DATA EXCERPTS
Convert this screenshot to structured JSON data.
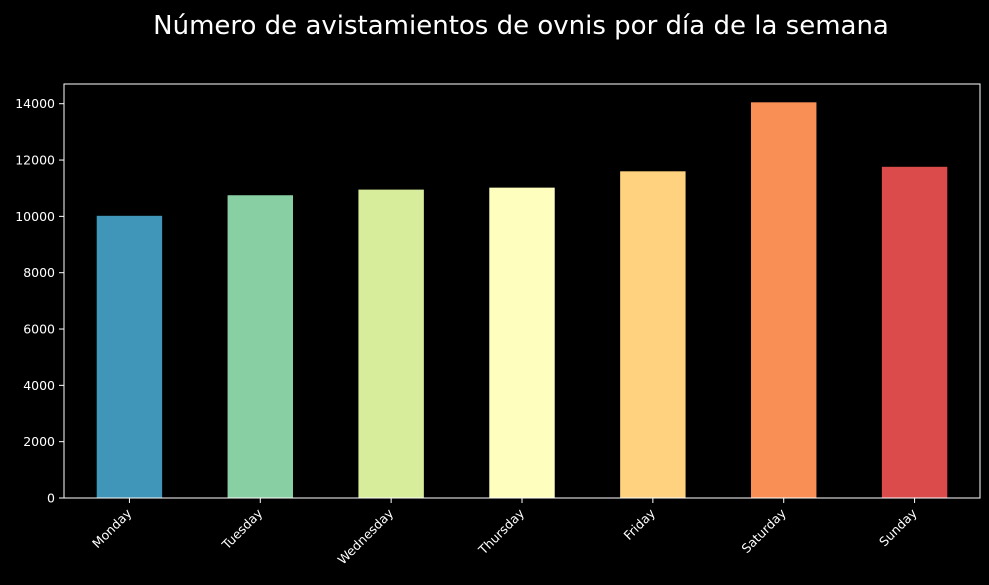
{
  "chart_data": {
    "type": "bar",
    "title": "Número de avistamientos de ovnis por día de la semana",
    "xlabel": "",
    "ylabel": "",
    "categories": [
      "Monday",
      "Tuesday",
      "Wednesday",
      "Thursday",
      "Friday",
      "Saturday",
      "Sunday"
    ],
    "values": [
      10020,
      10750,
      10950,
      11020,
      11600,
      14050,
      11760
    ],
    "colors": [
      "#3f96b8",
      "#88cfa4",
      "#d7ed9b",
      "#feffbe",
      "#fed27f",
      "#fa8f55",
      "#dc4b4c"
    ],
    "ylim": [
      0,
      14700
    ],
    "yticks": [
      0,
      2000,
      4000,
      6000,
      8000,
      10000,
      12000,
      14000
    ],
    "grid": false,
    "legend": "none",
    "background": "#000000",
    "text_color": "#ffffff"
  }
}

TASK PROMPT
Retype the whole listing exactly and leave the pictures out.

TASK ANSWER
Convert this screenshot to structured JSON data.
{
  "chart_data": {
    "type": "bar",
    "title": "Número de avistamientos de ovnis por día de la semana",
    "xlabel": "",
    "ylabel": "",
    "categories": [
      "Monday",
      "Tuesday",
      "Wednesday",
      "Thursday",
      "Friday",
      "Saturday",
      "Sunday"
    ],
    "values": [
      10020,
      10750,
      10950,
      11020,
      11600,
      14050,
      11760
    ],
    "colors": [
      "#3f96b8",
      "#88cfa4",
      "#d7ed9b",
      "#feffbe",
      "#fed27f",
      "#fa8f55",
      "#dc4b4c"
    ],
    "ylim": [
      0,
      14700
    ],
    "yticks": [
      0,
      2000,
      4000,
      6000,
      8000,
      10000,
      12000,
      14000
    ],
    "grid": false,
    "legend": "none",
    "background": "#000000",
    "text_color": "#ffffff"
  }
}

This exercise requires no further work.